_Data records_
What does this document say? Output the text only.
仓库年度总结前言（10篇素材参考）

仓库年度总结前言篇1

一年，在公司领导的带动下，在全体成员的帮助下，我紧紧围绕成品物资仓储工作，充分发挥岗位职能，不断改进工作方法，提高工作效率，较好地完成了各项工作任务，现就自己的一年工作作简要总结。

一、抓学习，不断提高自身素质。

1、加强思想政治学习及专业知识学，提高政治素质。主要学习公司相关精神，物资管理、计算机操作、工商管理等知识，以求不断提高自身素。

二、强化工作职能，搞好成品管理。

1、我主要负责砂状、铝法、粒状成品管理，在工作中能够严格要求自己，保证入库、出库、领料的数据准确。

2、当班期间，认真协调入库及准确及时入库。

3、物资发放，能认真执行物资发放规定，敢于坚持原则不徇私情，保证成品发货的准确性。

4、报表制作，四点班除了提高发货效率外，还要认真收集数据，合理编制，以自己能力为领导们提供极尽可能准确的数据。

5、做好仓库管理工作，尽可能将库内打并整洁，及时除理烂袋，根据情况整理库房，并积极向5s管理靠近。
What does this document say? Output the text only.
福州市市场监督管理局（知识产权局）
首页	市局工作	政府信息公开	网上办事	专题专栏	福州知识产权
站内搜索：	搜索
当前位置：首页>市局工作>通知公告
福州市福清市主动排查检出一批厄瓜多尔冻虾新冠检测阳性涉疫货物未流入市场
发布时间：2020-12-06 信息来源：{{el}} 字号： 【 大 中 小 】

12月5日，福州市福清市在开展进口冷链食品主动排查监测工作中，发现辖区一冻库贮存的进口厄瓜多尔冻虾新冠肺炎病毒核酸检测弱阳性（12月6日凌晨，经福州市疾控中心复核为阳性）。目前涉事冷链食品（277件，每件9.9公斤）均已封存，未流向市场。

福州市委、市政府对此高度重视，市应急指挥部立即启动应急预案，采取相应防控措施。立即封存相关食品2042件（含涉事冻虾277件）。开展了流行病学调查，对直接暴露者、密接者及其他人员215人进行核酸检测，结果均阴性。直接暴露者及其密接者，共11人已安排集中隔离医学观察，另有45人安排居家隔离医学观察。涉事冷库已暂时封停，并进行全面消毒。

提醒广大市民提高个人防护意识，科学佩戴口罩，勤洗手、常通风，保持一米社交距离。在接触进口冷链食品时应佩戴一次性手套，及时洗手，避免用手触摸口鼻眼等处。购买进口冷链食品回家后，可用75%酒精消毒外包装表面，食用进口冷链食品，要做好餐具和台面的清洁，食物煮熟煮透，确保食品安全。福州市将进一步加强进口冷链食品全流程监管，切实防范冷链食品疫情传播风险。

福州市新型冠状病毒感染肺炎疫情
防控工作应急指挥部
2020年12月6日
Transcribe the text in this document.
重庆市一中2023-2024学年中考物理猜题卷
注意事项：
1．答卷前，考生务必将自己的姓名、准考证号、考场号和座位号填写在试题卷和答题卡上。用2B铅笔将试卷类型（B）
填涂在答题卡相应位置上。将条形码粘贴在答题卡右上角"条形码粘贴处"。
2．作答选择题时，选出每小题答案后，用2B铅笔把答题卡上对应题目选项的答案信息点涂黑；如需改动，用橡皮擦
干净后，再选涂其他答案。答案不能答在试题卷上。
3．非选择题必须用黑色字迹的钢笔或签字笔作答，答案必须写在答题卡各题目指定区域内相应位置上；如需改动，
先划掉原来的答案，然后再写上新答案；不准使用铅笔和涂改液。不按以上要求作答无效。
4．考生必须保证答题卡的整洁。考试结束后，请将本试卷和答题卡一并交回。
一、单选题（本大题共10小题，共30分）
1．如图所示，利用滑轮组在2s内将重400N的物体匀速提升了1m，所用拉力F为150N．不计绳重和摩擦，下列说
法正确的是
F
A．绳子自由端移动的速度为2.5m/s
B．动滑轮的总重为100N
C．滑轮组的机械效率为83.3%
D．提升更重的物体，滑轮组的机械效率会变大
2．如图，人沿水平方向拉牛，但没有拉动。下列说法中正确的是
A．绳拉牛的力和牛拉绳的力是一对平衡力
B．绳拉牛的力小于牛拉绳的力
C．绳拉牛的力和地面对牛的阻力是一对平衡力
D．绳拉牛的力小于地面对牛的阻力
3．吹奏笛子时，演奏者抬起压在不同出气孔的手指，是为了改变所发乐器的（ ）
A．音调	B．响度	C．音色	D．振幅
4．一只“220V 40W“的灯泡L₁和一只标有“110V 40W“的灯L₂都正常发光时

_Aim of the exercise_
Quote exactly what appears from the line containing "Transcribe the text in this document." through the final line of the listing above, including both of those lines.

_Result_
Transcribe the text in this document.
重庆市一中2023-2024学年中考物理猜题卷
注意事项：
1．答卷前，考生务必将自己的姓名、准考证号、考场号和座位号填写在试题卷和答题卡上。用2B铅笔将试卷类型（B）
填涂在答题卡相应位置上。将条形码粘贴在答题卡右上角"条形码粘贴处"。
2．作答选择题时，选出每小题答案后，用2B铅笔把答题卡上对应题目选项的答案信息点涂黑；如需改动，用橡皮擦
干净后，再选涂其他答案。答案不能答在试题卷上。
3．非选择题必须用黑色字迹的钢笔或签字笔作答，答案必须写在答题卡各题目指定区域内相应位置上；如需改动，
先划掉原来的答案，然后再写上新答案；不准使用铅笔和涂改液。不按以上要求作答无效。
4．考生必须保证答题卡的整洁。考试结束后，请将本试卷和答题卡一并交回。
一、单选题（本大题共10小题，共30分）
1．如图所示，利用滑轮组在2s内将重400N的物体匀速提升了1m，所用拉力F为150N．不计绳重和摩擦，下列说
法正确的是
F
A．绳子自由端移动的速度为2.5m/s
B．动滑轮的总重为100N
C．滑轮组的机械效率为83.3%
D．提升更重的物体，滑轮组的机械效率会变大
2．如图，人沿水平方向拉牛，但没有拉动。下列说法中正确的是
A．绳拉牛的力和牛拉绳的力是一对平衡力
B．绳拉牛的力小于牛拉绳的力
C．绳拉牛的力和地面对牛的阻力是一对平衡力
D．绳拉牛的力小于地面对牛的阻力
3．吹奏笛子时，演奏者抬起压在不同出气孔的手指，是为了改变所发乐器的（ ）
A．音调	B．响度	C．音色	D．振幅
4．一只“220V 40W“的灯泡L₁和一只标有“110V 40W“的灯L₂都正常发光时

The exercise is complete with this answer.